Copy every record below exactly.

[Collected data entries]
--- START ---

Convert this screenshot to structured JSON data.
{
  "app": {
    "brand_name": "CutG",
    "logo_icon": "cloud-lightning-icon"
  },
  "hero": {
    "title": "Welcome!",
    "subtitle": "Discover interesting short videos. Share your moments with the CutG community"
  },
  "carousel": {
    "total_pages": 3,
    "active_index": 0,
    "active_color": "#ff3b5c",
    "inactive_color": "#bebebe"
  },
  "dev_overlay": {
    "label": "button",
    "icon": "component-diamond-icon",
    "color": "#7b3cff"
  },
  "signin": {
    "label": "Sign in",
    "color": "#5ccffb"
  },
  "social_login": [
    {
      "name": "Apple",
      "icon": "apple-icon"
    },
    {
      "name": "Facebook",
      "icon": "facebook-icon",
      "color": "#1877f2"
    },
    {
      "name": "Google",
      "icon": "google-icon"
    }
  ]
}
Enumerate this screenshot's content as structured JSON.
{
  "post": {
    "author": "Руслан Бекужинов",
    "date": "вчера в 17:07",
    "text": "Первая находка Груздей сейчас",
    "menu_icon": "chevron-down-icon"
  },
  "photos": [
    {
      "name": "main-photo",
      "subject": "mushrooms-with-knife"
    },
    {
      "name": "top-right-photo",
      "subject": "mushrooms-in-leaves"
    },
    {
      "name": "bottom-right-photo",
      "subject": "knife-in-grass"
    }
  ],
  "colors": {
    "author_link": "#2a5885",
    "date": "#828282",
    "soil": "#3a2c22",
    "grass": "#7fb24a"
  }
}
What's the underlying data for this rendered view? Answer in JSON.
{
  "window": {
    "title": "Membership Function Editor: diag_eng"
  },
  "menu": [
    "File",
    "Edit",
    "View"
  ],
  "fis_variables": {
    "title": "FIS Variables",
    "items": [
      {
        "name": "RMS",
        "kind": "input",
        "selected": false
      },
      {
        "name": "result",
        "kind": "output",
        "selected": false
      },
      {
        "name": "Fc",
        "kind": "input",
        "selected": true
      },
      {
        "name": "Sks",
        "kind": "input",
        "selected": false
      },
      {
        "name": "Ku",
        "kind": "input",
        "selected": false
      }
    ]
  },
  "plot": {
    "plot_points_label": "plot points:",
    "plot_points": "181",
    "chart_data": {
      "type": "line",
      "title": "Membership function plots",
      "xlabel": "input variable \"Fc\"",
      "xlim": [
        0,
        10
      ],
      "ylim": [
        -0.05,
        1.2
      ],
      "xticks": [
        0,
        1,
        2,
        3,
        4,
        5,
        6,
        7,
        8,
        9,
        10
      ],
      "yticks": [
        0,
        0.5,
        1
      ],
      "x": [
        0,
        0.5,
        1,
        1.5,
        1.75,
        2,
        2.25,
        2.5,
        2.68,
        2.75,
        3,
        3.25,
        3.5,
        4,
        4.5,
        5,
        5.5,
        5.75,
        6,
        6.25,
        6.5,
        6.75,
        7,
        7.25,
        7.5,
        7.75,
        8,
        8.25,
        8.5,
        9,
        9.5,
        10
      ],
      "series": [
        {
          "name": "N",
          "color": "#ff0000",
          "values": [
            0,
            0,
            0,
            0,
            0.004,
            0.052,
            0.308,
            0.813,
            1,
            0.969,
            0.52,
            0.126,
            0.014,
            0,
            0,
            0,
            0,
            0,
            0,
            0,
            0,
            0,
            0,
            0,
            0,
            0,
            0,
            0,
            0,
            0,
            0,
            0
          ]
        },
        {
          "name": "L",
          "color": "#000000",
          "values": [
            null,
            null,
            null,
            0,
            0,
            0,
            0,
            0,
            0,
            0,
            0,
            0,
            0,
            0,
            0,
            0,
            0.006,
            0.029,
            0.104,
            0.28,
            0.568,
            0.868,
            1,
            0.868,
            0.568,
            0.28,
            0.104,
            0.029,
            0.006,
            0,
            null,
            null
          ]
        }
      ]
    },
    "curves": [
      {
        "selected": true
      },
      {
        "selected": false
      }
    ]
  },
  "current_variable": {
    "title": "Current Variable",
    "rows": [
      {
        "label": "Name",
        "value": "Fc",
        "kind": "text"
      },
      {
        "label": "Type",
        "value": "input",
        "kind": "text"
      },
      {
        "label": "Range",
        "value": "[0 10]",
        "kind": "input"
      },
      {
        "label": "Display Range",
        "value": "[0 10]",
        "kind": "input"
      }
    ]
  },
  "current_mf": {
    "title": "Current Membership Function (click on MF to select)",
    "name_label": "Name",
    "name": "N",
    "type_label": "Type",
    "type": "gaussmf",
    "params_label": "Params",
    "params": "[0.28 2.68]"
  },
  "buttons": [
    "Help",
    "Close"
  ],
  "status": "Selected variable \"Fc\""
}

--- END ---

▶ The answer
Convert this screenshot to structured JSON data.
{
  "app": {
    "brand_name": "CutG",
    "logo_icon": "cloud-lightning-icon"
  },
  "hero": {
    "title": "Welcome!",
    "subtitle": "Discover interesting short videos. Share your moments with the CutG community"
  },
  "carousel": {
    "total_pages": 3,
    "active_index": 0,
    "active_color": "#ff3b5c",
    "inactive_color": "#bebebe"
  },
  "dev_overlay": {
    "label": "button",
    "icon": "component-diamond-icon",
    "color": "#7b3cff"
  },
  "signin": {
    "label": "Sign in",
    "color": "#5ccffb"
  },
  "social_login": [
    {
      "name": "Apple",
      "icon": "apple-icon"
    },
    {
      "name": "Facebook",
      "icon": "facebook-icon",
      "color": "#1877f2"
    },
    {
      "name": "Google",
      "icon": "google-icon"
    }
  ]
}
Enumerate this screenshot's content as structured JSON.
{
  "post": {
    "author": "Руслан Бекужинов",
    "date": "вчера в 17:07",
    "text": "Первая находка Груздей сейчас",
    "menu_icon": "chevron-down-icon"
  },
  "photos": [
    {
      "name": "main-photo",
      "subject": "mushrooms-with-knife"
    },
    {
      "name": "top-right-photo",
      "subject": "mushrooms-in-leaves"
    },
    {
      "name": "bottom-right-photo",
      "subject": "knife-in-grass"
    }
  ],
  "colors": {
    "author_link": "#2a5885",
    "date": "#828282",
    "soil": "#3a2c22",
    "grass": "#7fb24a"
  }
}
What's the underlying data for this rendered view? Answer in JSON.
{
  "window": {
    "title": "Membership Function Editor: diag_eng"
  },
  "menu": [
    "File",
    "Edit",
    "View"
  ],
  "fis_variables": {
    "title": "FIS Variables",
    "items": [
      {
        "name": "RMS",
        "kind": "input",
        "selected": false
      },
      {
        "name": "result",
        "kind": "output",
        "selected": false
      },
      {
        "name": "Fc",
        "kind": "input",
        "selected": true
      },
      {
        "name": "Sks",
        "kind": "input",
        "selected": false
      },
      {
        "name": "Ku",
        "kind": "input",
        "selected": false
      }
    ]
  },
  "plot": {
    "plot_points_label": "plot points:",
    "plot_points": "181",
    "chart_data": {
      "type": "line",
      "title": "Membership function plots",
      "xlabel": "input variable \"Fc\"",
      "xlim": [
        0,
        10
      ],
      "ylim": [
        -0.05,
        1.2
      ],
      "xticks": [
        0,
        1,
        2,
        3,
        4,
        5,
        6,
        7,
        8,
        9,
        10
      ],
      "yticks": [
        0,
        0.5,
        1
      ],
      "x": [
        0,
        0.5,
        1,
        1.5,
        1.75,
        2,
        2.25,
        2.5,
        2.68,
        2.75,
        3,
        3.25,
        3.5,
        4,
        4.5,
        5,
        5.5,
        5.75,
        6,
        6.25,
        6.5,
        6.75,
        7,
        7.25,
        7.5,
        7.75,
        8,
        8.25,
        8.5,
        9,
        9.5,
        10
      ],
      "series": [
        {
          "name": "N",
          "color": "#ff0000",
          "values": [
            0,
            0,
            0,
            0,
            0.004,
            0.052,
            0.308,
            0.813,
            1,
            0.969,
            0.52,
            0.126,
            0.014,
            0,
            0,
            0,
            0,
            0,
            0,
            0,
            0,
            0,
            0,
            0,
            0,
            0,
            0,
            0,
            0,
            0,
            0,
            0
          ]
        },
        {
          "name": "L",
          "color": "#000000",
          "values": [
            null,
            null,
            null,
            0,
            0,
            0,
            0,
            0,
            0,
            0,
            0,
            0,
            0,
            0,
            0,
            0,
            0.006,
            0.029,
            0.104,
            0.28,
            0.568,
            0.868,
            1,
            0.868,
            0.568,
            0.28,
            0.104,
            0.029,
            0.006,
            0,
            null,
            null
          ]
        }
      ]
    },
    "curves": [
      {
        "selected": true
      },
      {
        "selected": false
      }
    ]
  },
  "current_variable": {
    "title": "Current Variable",
    "rows": [
      {
        "label": "Name",
        "value": "Fc",
        "kind": "text"
      },
      {
        "label": "Type",
        "value": "input",
        "kind": "text"
      },
      {
        "label": "Range",
        "value": "[0 10]",
        "kind": "input"
      },
      {
        "label": "Display Range",
        "value": "[0 10]",
        "kind": "input"
      }
    ]
  },
  "current_mf": {
    "title": "Current Membership Function (click on MF to select)",
    "name_label": "Name",
    "name": "N",
    "type_label": "Type",
    "type": "gaussmf",
    "params_label": "Params",
    "params": "[0.28 2.68]"
  },
  "buttons": [
    "Help",
    "Close"
  ],
  "status": "Selected variable \"Fc\""
}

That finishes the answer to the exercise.